#### [Problem to work on]
Show all lines holding "reste".

#### [Data supplied]
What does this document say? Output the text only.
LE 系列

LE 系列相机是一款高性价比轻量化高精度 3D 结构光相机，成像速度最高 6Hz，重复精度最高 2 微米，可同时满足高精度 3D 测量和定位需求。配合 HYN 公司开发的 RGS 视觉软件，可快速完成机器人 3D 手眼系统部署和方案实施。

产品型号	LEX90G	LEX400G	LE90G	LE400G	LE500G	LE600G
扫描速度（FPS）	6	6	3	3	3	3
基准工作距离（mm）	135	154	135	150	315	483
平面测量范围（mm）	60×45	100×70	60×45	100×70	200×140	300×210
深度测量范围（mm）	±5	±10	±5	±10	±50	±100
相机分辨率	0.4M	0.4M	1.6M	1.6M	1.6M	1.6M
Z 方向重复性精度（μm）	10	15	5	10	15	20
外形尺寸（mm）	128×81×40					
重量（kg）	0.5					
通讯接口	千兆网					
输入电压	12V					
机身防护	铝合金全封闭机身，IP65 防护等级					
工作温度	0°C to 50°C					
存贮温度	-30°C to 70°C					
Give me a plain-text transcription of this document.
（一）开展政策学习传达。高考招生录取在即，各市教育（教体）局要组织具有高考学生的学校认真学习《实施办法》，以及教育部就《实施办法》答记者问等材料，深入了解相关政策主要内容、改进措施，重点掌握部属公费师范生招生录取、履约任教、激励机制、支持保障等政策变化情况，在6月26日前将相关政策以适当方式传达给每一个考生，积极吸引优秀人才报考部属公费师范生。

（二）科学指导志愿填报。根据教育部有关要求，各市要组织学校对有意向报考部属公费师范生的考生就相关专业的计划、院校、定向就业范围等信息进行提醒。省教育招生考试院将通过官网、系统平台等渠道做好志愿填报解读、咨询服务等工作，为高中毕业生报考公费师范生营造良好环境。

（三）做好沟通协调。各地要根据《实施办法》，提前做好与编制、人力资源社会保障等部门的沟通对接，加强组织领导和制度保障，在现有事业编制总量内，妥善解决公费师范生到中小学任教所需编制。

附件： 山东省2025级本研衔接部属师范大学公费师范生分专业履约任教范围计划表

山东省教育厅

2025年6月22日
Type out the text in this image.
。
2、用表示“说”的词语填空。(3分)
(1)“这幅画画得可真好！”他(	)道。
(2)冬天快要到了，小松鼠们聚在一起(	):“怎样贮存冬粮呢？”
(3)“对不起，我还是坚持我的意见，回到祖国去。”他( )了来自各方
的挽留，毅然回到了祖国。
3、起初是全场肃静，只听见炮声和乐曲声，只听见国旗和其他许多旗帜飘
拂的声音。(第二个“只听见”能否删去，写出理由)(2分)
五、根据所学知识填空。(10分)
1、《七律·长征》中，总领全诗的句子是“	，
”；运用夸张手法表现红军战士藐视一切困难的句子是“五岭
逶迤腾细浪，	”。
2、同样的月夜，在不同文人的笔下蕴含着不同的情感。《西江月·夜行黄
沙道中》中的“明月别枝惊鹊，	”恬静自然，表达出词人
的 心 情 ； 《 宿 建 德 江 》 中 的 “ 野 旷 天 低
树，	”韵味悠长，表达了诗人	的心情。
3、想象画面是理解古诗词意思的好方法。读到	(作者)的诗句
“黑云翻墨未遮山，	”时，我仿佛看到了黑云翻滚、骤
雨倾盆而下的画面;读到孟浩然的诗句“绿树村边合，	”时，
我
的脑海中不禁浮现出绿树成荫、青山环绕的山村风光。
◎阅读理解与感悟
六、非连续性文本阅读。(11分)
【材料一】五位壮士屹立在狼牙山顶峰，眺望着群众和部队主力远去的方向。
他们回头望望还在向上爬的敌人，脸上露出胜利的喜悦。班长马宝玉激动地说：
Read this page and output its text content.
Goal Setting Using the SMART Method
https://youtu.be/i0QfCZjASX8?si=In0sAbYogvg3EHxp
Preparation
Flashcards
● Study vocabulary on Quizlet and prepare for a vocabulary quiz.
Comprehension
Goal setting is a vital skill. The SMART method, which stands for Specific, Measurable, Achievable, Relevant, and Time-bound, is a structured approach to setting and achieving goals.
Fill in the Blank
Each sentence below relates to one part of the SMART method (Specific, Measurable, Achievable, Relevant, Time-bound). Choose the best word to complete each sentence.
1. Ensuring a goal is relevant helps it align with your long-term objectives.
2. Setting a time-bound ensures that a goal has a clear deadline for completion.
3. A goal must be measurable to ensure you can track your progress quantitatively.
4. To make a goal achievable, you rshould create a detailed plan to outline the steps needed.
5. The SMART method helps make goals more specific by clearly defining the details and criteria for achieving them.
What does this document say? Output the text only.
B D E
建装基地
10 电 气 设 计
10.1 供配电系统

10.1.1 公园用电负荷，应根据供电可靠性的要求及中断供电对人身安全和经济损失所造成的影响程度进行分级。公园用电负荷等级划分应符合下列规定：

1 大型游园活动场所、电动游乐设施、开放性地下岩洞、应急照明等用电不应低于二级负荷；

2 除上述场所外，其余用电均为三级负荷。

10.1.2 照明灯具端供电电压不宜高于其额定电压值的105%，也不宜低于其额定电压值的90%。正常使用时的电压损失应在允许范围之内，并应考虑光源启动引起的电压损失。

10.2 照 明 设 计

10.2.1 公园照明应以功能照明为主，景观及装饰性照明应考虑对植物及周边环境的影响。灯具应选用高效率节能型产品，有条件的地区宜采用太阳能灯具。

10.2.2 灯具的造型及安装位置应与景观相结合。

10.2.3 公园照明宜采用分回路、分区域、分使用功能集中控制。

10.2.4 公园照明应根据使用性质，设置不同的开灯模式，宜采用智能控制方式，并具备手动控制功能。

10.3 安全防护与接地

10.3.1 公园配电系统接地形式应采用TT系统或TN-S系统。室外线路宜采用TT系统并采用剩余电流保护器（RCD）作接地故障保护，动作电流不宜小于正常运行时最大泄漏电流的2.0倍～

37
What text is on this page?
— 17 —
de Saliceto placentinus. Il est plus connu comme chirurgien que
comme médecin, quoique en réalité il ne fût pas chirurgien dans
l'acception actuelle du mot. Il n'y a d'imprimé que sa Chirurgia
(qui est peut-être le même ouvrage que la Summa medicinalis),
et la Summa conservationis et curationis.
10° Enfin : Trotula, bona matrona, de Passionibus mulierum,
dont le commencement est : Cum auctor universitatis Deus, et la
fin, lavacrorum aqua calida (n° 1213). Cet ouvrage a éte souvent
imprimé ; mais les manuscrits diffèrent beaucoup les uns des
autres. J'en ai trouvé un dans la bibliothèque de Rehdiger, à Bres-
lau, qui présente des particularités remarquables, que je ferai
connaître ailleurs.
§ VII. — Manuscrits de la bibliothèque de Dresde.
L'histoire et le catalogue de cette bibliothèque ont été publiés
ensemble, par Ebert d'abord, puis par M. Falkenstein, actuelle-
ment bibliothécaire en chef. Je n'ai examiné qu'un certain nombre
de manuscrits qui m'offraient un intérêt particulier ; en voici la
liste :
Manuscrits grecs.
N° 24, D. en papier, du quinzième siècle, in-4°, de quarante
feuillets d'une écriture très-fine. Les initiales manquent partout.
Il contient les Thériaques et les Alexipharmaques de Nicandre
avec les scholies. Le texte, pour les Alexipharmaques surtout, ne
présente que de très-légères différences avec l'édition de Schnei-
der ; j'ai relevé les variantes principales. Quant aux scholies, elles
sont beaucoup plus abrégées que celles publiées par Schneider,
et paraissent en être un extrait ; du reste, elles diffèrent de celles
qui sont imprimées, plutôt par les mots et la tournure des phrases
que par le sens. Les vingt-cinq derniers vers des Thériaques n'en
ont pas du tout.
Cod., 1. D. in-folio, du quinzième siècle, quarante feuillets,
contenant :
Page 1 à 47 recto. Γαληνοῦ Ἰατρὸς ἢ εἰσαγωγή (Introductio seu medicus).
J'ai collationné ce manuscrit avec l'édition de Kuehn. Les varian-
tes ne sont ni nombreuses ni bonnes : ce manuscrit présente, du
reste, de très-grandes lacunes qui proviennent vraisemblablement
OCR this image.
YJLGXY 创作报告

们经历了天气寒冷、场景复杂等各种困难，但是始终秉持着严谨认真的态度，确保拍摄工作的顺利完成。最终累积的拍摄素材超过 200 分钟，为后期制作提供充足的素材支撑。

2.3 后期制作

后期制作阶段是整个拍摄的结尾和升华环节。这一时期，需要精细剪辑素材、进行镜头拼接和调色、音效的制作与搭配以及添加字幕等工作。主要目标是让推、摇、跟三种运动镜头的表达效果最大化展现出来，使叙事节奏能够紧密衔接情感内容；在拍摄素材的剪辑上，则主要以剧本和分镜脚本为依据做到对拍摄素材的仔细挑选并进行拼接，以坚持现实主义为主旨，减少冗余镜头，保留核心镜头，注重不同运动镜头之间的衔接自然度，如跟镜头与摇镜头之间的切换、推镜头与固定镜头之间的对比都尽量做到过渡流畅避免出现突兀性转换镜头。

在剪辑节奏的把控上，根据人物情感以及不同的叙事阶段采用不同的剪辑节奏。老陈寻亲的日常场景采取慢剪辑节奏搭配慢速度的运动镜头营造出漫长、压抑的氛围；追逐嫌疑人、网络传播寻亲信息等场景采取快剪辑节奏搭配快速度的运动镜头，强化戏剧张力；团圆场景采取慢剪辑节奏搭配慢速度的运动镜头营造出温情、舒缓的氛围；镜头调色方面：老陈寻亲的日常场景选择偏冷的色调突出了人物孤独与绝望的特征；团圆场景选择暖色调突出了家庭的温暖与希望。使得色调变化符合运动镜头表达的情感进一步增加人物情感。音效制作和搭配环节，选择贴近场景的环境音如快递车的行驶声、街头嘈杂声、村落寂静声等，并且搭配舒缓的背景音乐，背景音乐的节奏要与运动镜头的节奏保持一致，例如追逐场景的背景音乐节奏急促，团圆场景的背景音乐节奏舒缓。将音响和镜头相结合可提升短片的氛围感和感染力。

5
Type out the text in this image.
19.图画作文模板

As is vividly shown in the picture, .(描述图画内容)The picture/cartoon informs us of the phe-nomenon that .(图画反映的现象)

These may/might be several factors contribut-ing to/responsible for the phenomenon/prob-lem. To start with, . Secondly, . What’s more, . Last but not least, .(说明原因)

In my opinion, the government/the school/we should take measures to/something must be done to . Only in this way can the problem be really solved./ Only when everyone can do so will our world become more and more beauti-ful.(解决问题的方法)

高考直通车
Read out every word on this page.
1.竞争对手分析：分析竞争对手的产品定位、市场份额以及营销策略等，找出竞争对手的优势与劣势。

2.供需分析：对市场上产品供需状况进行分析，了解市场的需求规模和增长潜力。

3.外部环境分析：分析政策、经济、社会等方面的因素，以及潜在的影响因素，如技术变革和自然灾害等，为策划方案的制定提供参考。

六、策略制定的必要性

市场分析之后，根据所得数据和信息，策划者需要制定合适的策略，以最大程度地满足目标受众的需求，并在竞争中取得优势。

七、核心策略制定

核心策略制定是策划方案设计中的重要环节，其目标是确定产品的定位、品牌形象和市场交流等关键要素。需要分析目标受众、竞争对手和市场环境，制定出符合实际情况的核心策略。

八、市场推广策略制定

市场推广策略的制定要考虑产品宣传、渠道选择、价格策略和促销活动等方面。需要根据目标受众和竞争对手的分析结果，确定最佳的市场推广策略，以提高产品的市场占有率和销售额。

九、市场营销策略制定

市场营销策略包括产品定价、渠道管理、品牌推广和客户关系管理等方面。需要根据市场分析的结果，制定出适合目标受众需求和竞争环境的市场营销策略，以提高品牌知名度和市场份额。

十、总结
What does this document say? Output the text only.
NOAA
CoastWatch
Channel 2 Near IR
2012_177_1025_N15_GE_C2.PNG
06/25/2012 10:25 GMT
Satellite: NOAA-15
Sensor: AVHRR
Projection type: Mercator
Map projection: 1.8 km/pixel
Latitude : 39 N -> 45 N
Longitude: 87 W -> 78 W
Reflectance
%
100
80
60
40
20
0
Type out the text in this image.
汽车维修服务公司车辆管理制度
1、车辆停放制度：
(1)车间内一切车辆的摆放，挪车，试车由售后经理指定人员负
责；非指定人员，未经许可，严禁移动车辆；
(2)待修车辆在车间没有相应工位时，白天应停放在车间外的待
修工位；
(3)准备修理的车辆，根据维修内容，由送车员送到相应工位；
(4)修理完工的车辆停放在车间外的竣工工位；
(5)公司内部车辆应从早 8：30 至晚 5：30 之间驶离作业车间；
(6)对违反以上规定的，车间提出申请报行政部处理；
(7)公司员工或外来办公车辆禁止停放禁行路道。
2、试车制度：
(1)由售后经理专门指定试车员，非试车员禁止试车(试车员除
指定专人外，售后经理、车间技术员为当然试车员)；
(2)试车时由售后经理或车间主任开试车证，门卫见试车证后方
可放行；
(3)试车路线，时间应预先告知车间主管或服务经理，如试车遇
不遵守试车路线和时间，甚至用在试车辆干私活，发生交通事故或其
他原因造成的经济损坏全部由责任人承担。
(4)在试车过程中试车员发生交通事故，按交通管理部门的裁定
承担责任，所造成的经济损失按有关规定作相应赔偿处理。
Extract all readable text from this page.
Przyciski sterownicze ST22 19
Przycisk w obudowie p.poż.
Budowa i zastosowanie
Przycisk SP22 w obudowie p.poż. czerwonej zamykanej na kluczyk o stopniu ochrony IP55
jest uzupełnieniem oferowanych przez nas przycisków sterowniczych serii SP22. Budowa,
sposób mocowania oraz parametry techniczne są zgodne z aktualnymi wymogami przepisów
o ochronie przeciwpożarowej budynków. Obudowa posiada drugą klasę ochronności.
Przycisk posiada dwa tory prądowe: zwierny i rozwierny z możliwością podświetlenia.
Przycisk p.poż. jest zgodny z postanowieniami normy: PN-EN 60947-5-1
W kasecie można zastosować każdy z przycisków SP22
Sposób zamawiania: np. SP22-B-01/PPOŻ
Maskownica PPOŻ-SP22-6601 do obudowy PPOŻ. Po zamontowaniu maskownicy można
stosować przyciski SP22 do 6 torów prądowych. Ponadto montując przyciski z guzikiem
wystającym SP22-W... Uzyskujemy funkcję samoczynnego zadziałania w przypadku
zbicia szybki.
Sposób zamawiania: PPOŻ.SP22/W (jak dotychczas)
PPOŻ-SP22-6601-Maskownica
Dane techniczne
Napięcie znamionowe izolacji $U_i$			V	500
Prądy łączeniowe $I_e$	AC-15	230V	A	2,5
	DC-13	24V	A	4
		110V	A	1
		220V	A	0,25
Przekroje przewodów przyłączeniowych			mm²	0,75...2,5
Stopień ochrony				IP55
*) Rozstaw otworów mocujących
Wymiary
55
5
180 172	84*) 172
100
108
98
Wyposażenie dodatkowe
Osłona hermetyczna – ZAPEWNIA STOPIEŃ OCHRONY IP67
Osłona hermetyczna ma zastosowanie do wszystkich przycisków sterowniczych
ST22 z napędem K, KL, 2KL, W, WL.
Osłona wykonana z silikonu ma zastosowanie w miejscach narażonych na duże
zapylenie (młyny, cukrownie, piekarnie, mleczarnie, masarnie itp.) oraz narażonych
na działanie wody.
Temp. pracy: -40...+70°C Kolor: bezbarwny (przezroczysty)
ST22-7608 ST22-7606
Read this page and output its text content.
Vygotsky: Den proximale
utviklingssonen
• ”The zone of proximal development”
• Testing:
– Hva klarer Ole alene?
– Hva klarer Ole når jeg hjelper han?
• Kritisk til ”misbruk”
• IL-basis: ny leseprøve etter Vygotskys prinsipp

#### [Written reply]
et paraissent en être un extrait ; du reste, elles diffèrent de celles
reste, de très-grandes lacunes qui proviennent vraisemblablement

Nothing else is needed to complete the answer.